## Goal
Using the listing beneath this task, count the lines with the word "Folder" and write only the result.

## Given records
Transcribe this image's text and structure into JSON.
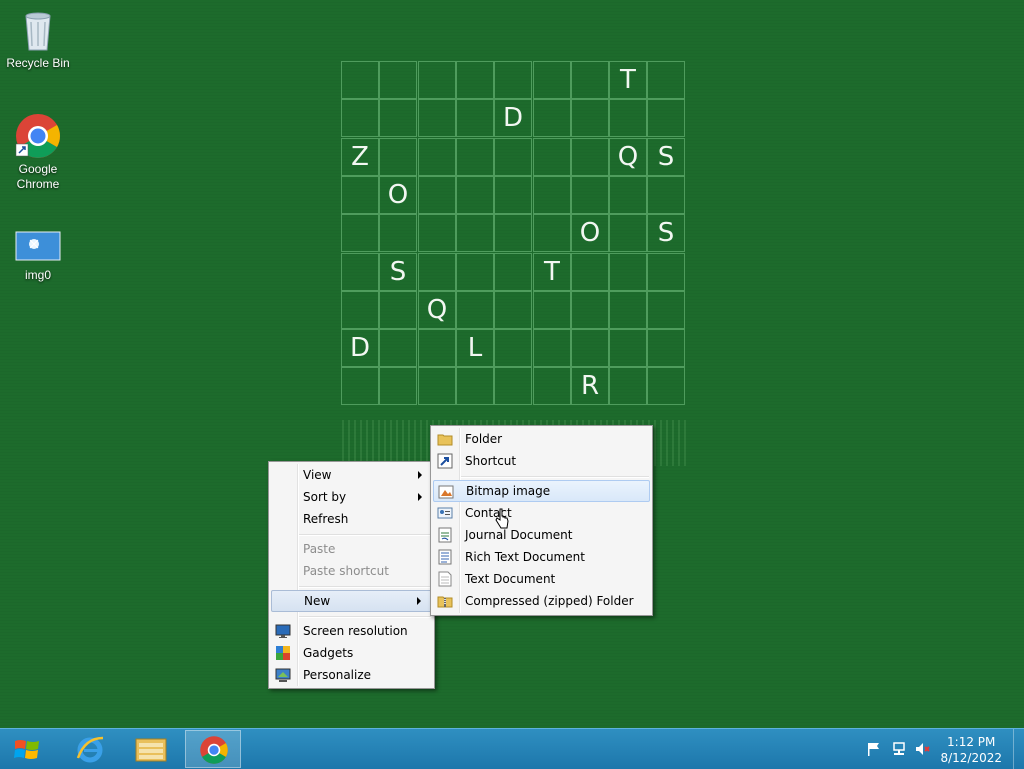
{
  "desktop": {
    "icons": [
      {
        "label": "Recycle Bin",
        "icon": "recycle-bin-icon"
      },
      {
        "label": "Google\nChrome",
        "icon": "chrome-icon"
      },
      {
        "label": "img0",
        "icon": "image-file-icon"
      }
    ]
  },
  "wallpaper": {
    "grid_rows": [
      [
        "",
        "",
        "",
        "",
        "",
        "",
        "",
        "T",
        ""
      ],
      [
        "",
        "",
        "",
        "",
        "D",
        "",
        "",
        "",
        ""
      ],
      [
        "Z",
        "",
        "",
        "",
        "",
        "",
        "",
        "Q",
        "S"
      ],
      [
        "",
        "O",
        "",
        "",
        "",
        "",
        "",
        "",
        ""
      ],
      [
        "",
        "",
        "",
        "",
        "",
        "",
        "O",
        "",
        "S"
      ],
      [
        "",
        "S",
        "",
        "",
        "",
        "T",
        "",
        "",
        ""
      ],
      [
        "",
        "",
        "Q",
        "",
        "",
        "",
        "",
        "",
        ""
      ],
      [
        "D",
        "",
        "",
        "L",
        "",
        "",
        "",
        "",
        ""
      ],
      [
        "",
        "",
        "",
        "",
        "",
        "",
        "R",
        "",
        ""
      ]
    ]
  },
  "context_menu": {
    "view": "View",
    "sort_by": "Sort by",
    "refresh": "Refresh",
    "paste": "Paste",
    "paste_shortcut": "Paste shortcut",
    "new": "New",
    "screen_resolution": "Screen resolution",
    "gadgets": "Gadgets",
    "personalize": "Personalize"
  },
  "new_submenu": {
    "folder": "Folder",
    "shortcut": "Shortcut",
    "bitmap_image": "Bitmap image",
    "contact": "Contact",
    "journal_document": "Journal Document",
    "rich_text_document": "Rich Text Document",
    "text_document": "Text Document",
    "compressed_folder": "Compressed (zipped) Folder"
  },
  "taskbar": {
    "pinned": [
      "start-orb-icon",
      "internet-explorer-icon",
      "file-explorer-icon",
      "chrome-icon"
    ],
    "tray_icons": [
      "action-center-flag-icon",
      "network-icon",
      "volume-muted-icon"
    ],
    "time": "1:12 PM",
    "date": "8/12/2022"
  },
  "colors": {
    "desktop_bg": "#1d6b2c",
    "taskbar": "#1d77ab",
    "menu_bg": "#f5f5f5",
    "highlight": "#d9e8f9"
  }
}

## Output of the exercise
2